- _Given task_
Copy out the lines that have "color" in them.

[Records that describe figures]
--- --- ---

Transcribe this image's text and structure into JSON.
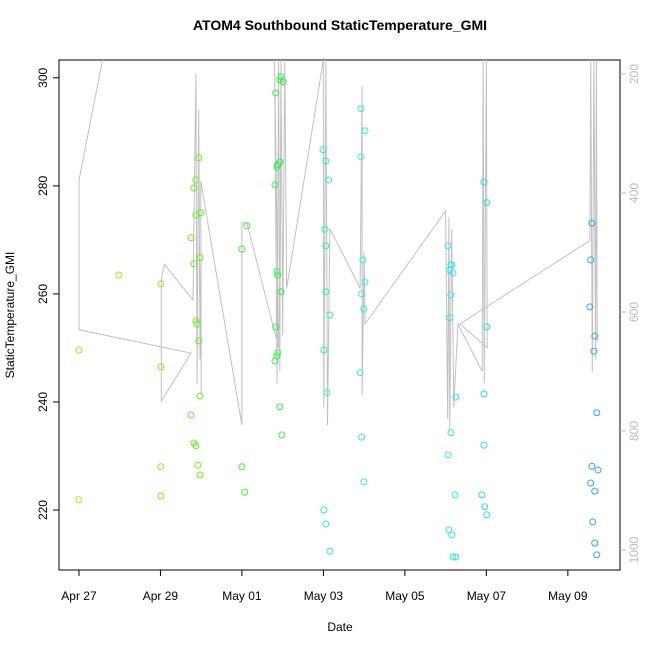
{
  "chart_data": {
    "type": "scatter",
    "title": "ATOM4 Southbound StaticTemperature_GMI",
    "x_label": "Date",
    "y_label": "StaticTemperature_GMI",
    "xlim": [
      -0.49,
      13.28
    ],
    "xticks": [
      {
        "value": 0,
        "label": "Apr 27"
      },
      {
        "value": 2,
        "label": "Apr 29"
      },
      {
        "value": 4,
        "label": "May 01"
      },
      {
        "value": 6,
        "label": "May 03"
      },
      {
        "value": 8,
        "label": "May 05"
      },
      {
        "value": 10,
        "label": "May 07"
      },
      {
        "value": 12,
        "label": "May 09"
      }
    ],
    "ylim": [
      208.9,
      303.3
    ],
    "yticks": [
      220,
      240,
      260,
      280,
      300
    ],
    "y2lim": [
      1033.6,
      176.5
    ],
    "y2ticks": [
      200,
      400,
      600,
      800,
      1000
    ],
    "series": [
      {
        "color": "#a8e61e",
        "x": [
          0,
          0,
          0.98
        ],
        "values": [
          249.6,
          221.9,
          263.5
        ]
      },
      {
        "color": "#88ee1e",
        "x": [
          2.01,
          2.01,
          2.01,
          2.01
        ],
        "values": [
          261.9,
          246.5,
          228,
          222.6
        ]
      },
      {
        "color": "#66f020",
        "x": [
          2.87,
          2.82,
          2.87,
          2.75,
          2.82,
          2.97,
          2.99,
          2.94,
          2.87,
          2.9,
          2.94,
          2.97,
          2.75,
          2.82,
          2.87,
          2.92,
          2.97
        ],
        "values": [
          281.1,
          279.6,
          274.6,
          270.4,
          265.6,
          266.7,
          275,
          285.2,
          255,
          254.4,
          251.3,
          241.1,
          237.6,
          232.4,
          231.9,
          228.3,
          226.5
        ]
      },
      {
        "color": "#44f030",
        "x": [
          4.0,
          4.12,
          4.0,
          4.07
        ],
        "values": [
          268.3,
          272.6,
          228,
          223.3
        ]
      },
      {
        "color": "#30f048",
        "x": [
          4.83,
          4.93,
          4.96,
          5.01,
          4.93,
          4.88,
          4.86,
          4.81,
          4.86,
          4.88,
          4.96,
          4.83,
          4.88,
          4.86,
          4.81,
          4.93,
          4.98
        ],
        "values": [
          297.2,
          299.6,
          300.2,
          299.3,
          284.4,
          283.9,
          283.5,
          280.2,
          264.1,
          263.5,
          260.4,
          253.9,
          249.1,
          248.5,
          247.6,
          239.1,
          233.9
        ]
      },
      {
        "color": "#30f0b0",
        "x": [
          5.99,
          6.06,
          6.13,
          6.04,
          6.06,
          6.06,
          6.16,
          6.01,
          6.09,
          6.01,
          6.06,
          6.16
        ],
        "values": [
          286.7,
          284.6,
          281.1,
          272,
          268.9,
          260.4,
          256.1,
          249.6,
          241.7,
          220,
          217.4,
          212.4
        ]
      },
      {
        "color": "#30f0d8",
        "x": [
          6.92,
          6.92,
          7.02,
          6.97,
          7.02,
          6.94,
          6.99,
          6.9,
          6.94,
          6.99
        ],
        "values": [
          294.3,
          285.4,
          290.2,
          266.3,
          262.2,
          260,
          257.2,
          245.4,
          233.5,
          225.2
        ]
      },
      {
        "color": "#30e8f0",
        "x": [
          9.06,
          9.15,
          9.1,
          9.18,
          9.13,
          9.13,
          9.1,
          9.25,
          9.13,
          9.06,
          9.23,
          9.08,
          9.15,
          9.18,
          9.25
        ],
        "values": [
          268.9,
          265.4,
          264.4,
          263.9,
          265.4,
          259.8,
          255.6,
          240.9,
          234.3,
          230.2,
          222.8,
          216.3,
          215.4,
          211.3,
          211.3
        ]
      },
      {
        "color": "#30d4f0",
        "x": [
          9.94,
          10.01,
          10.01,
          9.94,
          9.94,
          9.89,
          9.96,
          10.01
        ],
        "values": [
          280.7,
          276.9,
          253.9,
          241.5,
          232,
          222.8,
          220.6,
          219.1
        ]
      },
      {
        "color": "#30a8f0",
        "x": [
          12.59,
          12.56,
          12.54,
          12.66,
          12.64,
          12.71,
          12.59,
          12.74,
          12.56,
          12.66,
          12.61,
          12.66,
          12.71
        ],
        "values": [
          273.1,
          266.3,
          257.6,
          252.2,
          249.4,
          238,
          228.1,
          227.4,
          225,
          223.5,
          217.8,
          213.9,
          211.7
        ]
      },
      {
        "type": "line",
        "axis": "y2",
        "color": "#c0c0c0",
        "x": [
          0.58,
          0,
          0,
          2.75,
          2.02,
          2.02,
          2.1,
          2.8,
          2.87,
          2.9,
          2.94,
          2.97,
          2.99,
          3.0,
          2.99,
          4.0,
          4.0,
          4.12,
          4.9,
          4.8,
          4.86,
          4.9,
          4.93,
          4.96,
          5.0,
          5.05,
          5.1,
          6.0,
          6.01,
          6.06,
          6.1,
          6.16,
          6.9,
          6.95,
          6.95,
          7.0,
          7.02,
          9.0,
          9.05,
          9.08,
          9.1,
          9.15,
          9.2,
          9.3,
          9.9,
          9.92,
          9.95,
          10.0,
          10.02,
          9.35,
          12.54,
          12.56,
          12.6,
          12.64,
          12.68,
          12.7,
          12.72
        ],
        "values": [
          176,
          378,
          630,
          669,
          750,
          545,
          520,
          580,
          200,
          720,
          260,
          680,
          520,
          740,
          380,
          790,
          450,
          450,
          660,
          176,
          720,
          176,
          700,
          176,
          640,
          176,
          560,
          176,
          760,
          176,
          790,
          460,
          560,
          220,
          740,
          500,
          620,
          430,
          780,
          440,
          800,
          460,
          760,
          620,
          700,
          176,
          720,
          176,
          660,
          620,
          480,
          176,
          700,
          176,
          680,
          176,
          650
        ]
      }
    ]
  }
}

--- --- ---

- _The reply_
        "color": "#a8e61e",
        "color": "#88ee1e",
        "color": "#66f020",
        "color": "#44f030",
        "color": "#30f048",
        "color": "#30f0b0",
        "color": "#30f0d8",
        "color": "#30e8f0",
        "color": "#30d4f0",
        "color": "#30a8f0",
        "color": "#c0c0c0",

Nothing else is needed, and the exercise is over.